━━━━━ DATASET RECORDS

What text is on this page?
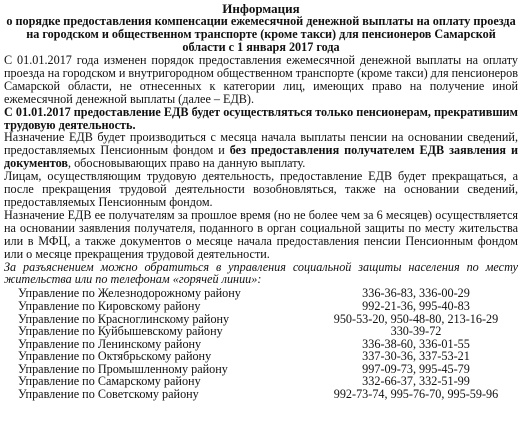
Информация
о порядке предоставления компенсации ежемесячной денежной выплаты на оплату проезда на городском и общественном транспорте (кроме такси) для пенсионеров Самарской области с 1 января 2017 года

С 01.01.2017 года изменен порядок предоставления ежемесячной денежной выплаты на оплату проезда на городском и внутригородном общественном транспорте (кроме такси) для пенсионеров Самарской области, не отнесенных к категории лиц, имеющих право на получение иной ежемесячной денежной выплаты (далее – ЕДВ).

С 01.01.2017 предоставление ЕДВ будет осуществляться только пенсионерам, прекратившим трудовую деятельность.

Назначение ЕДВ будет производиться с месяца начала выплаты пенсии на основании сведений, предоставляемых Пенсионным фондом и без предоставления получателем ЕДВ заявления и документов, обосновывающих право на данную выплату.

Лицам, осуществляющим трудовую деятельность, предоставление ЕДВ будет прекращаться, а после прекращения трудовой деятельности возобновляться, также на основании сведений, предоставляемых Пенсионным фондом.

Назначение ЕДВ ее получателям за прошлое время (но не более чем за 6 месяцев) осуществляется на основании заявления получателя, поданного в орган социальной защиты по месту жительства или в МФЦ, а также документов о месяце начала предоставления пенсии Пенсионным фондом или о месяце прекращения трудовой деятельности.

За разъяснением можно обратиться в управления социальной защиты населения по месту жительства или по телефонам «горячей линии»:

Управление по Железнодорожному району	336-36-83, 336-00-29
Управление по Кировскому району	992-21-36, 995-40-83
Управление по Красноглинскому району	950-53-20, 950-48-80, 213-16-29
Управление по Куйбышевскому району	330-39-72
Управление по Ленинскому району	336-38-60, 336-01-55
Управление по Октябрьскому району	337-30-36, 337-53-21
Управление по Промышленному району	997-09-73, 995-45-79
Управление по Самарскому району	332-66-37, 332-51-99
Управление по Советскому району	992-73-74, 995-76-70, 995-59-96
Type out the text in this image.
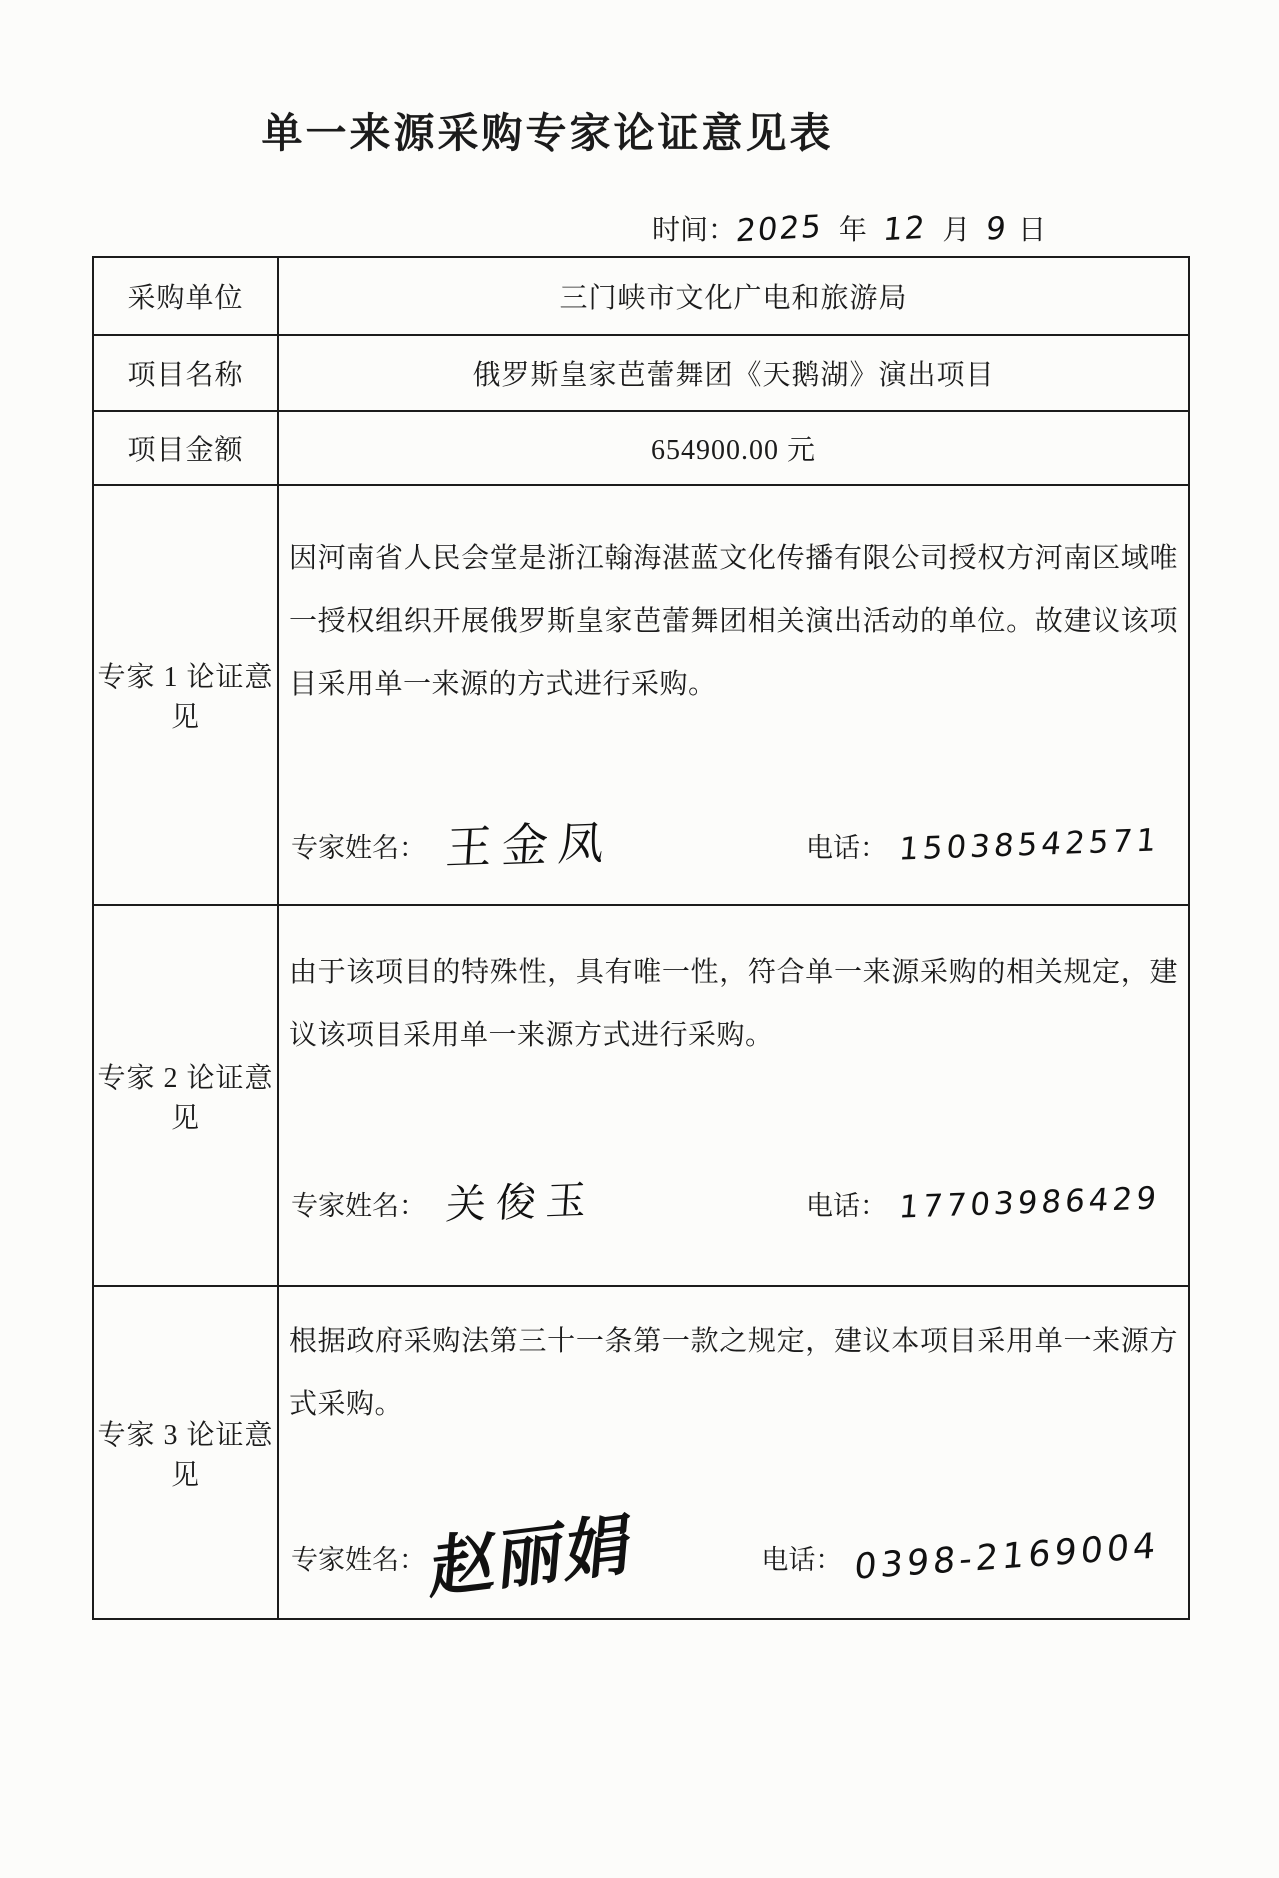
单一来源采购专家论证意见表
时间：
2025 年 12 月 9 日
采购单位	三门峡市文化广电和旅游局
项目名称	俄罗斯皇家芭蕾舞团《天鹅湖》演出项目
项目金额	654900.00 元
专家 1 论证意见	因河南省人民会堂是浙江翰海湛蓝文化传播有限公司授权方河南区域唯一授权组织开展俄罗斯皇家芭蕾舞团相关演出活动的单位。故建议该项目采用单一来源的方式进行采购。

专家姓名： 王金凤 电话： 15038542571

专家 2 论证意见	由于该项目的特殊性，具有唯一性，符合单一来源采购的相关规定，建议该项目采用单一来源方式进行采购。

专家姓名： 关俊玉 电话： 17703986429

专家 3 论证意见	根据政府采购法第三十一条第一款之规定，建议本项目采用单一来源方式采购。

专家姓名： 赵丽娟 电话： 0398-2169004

━━━━━━━━━━

**WHAT YOU NEED TO DO**: State how many lines above contain the string "text", with no other words.

**RESPONSE TO THIS TASK**: 2